(Document page records)
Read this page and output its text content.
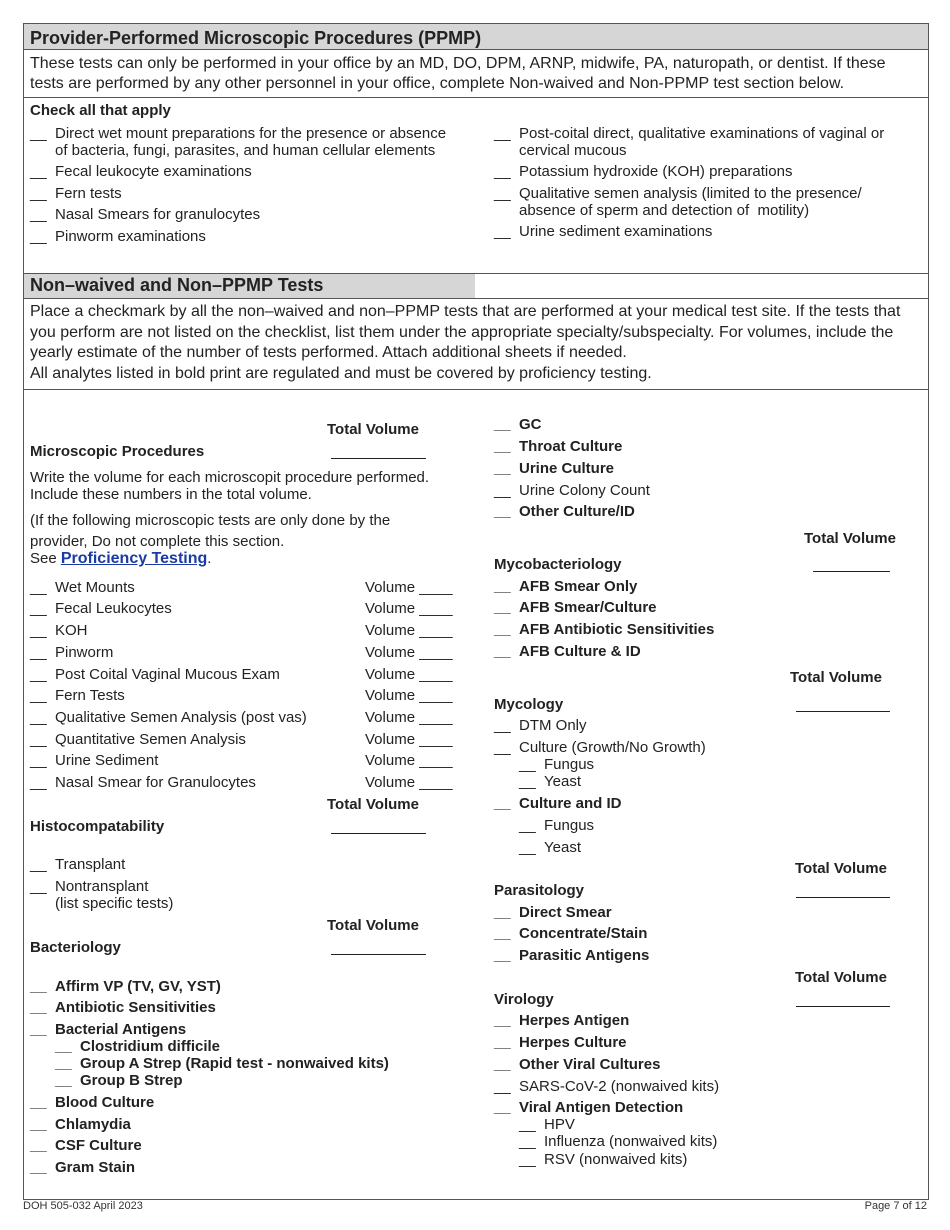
Provider-Performed Microscopic Procedures (PPMP)
These tests can only be performed in your office by an MD, DO, DPM, ARNP, midwife, PA, naturopath, or dentist. If these tests are performed by any other personnel in your office, complete Non-waived and Non-PPMP test section below.
Check all that apply
__ Direct wet mount preparations for the presence or absence
of bacteria, fungi, parasites, and human cellular elements
__ Fecal leukocyte examinations
__ Fern tests
__ Nasal Smears for granulocytes
__ Pinworm examinations
__ Post-coital direct, qualitative examinations of vaginal or
cervical mucous
__ Potassium hydroxide (KOH) preparations
__ Qualitative semen analysis (limited to the presence/
absence of sperm and detection of  motility)
__ Urine sediment examinations
Non–waived and Non–PPMP Tests
Place a checkmark by all the non–waived and non–PPMP tests that are performed at your medical test site. If the tests that you perform are not listed on the checklist, list them under the appropriate specialty/subspecialty. For volumes, include the yearly estimate of the number of tests performed. Attach additional sheets if needed.
All analytes listed in bold print are regulated and must be covered by proficiency testing.
Total Volume
Microscopic Procedures
Write the volume for each microscopit procedure performed.
Include these numbers in the total volume.
(If the following microscopic tests are only done by the
provider, Do not complete this section.
See Proficiency Testing.
__ Wet Mounts	Volume ____
__ Fecal Leukocytes	Volume ____
__ KOH	Volume ____
__ Pinworm	Volume ____
__ Post Coital Vaginal Mucous Exam	Volume ____
__ Fern Tests	Volume ____
__ Qualitative Semen Analysis (post vas)	Volume ____
__ Quantitative Semen Analysis	Volume ____
__ Urine Sediment	Volume ____
__ Nasal Smear for Granulocytes	Volume ____
Total Volume
Histocompatability
__ Transplant
__ Nontransplant
(list specific tests)
Total Volume
Bacteriology
__ Affirm VP (TV, GV, YST)
__ Antibiotic Sensitivities
__ Bacterial Antigens
__ Clostridium difficile
__ Group A Strep (Rapid test - nonwaived kits)
__ Group B Strep
__ Blood Culture
__ Chlamydia
__ CSF Culture
__ Gram Stain
__ GC
__ Throat Culture
__ Urine Culture
__ Urine Colony Count
__ Other Culture/ID
Total Volume
Mycobacteriology
__ AFB Smear Only
__ AFB Smear/Culture
__ AFB Antibiotic Sensitivities
__ AFB Culture & ID
Total Volume
Mycology
__ DTM Only
__ Culture (Growth/No Growth)
__ Fungus
__ Yeast
__ Culture and ID
__ Fungus
__ Yeast
Total Volume
Parasitology
__ Direct Smear
__ Concentrate/Stain
__ Parasitic Antigens
Total Volume
Virology
__ Herpes Antigen
__ Herpes Culture
__ Other Viral Cultures
__ SARS-CoV-2 (nonwaived kits)
__ Viral Antigen Detection
__ HPV
__ Influenza (nonwaived kits)
__ RSV (nonwaived kits)
DOH 505-032 April 2023	Page 7 of 12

TASK DESCRIPTION: The answer must consist of every line from the entries that holds the string "listed".

EXERCISE ANSWER:
Place a checkmark by all the non–waived and non–PPMP tests that are performed at your medical test site. If the tests that you perform are not listed on the checklist, list them under the appropriate specialty/subspecialty. For volumes, include the yearly estimate of the number of tests performed. Attach additional sheets if needed.
All analytes listed in bold print are regulated and must be covered by proficiency testing.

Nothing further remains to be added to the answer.